# [The input]
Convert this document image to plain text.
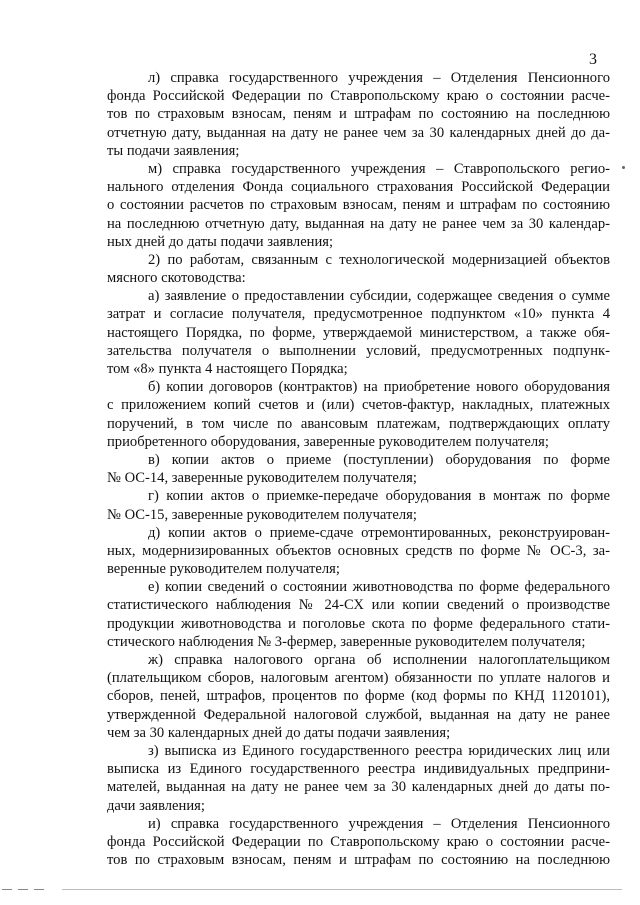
3
л) справка государственного учреждения – Отделения Пенсионного
фонда Российской Федерации по Ставропольскому краю о состоянии расче-
тов по страховым взносам, пеням и штрафам по состоянию на последнюю
отчетную дату, выданная на дату не ранее чем за 30 календарных дней до да-
ты подачи заявления;
м) справка государственного учреждения – Ставропольского регио-
нального отделения Фонда социального страхования Российской Федерации
о состоянии расчетов по страховым взносам, пеням и штрафам по состоянию
на последнюю отчетную дату, выданная на дату не ранее чем за 30 календар-
ных дней до даты подачи заявления;
2) по работам, связанным с технологической модернизацией объектов
мясного скотоводства:
а) заявление о предоставлении субсидии, содержащее сведения о сумме
затрат и согласие получателя, предусмотренное подпунктом «10» пункта 4
настоящего Порядка, по форме, утверждаемой министерством, а также обя-
зательства получателя о выполнении условий, предусмотренных подпунк-
том «8» пункта 4 настоящего Порядка;
б) копии договоров (контрактов) на приобретение нового оборудования
с приложением копий счетов и (или) счетов-фактур, накладных, платежных
поручений, в том числе по авансовым платежам, подтверждающих оплату
приобретенного оборудования, заверенные руководителем получателя;
в) копии актов о приеме (поступлении) оборудования по форме
№ ОС-14, заверенные руководителем получателя;
г) копии актов о приемке-передаче оборудования в монтаж по форме
№ ОС-15, заверенные руководителем получателя;
д) копии актов о приеме-сдаче отремонтированных, реконструирован-
ных, модернизированных объектов основных средств по форме № ОС-3, за-
веренные руководителем получателя;
е) копии сведений о состоянии животноводства по форме федерального
статистического наблюдения № 24-СХ или копии сведений о производстве
продукции животноводства и поголовье скота по форме федерального стати-
стического наблюдения № 3-фермер, заверенные руководителем получателя;
ж) справка налогового органа об исполнении налогоплательщиком
(плательщиком сборов, налоговым агентом) обязанности по уплате налогов и
сборов, пеней, штрафов, процентов по форме (код формы по КНД 1120101),
утвержденной Федеральной налоговой службой, выданная на дату не ранее
чем за 30 календарных дней до даты подачи заявления;
з) выписка из Единого государственного реестра юридических лиц или
выписка из Единого государственного реестра индивидуальных предприни-
мателей, выданная на дату не ранее чем за 30 календарных дней до даты по-
дачи заявления;
и) справка государственного учреждения – Отделения Пенсионного
фонда Российской Федерации по Ставропольскому краю о состоянии расче-
тов по страховым взносам, пеням и штрафам по состоянию на последнюю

# [Problem to solve]
Copy out the data above exactly, except the pictures.

# [Task answer]
Convert this document image to plain text.
3
л) справка государственного учреждения – Отделения Пенсионного
фонда Российской Федерации по Ставропольскому краю о состоянии расче-
тов по страховым взносам, пеням и штрафам по состоянию на последнюю
отчетную дату, выданная на дату не ранее чем за 30 календарных дней до да-
ты подачи заявления;
м) справка государственного учреждения – Ставропольского регио-
нального отделения Фонда социального страхования Российской Федерации
о состоянии расчетов по страховым взносам, пеням и штрафам по состоянию
на последнюю отчетную дату, выданная на дату не ранее чем за 30 календар-
ных дней до даты подачи заявления;
2) по работам, связанным с технологической модернизацией объектов
мясного скотоводства:
а) заявление о предоставлении субсидии, содержащее сведения о сумме
затрат и согласие получателя, предусмотренное подпунктом «10» пункта 4
настоящего Порядка, по форме, утверждаемой министерством, а также обя-
зательства получателя о выполнении условий, предусмотренных подпунк-
том «8» пункта 4 настоящего Порядка;
б) копии договоров (контрактов) на приобретение нового оборудования
с приложением копий счетов и (или) счетов-фактур, накладных, платежных
поручений, в том числе по авансовым платежам, подтверждающих оплату
приобретенного оборудования, заверенные руководителем получателя;
в) копии актов о приеме (поступлении) оборудования по форме
№ ОС-14, заверенные руководителем получателя;
г) копии актов о приемке-передаче оборудования в монтаж по форме
№ ОС-15, заверенные руководителем получателя;
д) копии актов о приеме-сдаче отремонтированных, реконструирован-
ных, модернизированных объектов основных средств по форме № ОС-3, за-
веренные руководителем получателя;
е) копии сведений о состоянии животноводства по форме федерального
статистического наблюдения № 24-СХ или копии сведений о производстве
продукции животноводства и поголовье скота по форме федерального стати-
стического наблюдения № 3-фермер, заверенные руководителем получателя;
ж) справка налогового органа об исполнении налогоплательщиком
(плательщиком сборов, налоговым агентом) обязанности по уплате налогов и
сборов, пеней, штрафов, процентов по форме (код формы по КНД 1120101),
утвержденной Федеральной налоговой службой, выданная на дату не ранее
чем за 30 календарных дней до даты подачи заявления;
з) выписка из Единого государственного реестра юридических лиц или
выписка из Единого государственного реестра индивидуальных предприни-
мателей, выданная на дату не ранее чем за 30 календарных дней до даты по-
дачи заявления;
и) справка государственного учреждения – Отделения Пенсионного
фонда Российской Федерации по Ставропольскому краю о состоянии расче-
тов по страховым взносам, пеням и штрафам по состоянию на последнюю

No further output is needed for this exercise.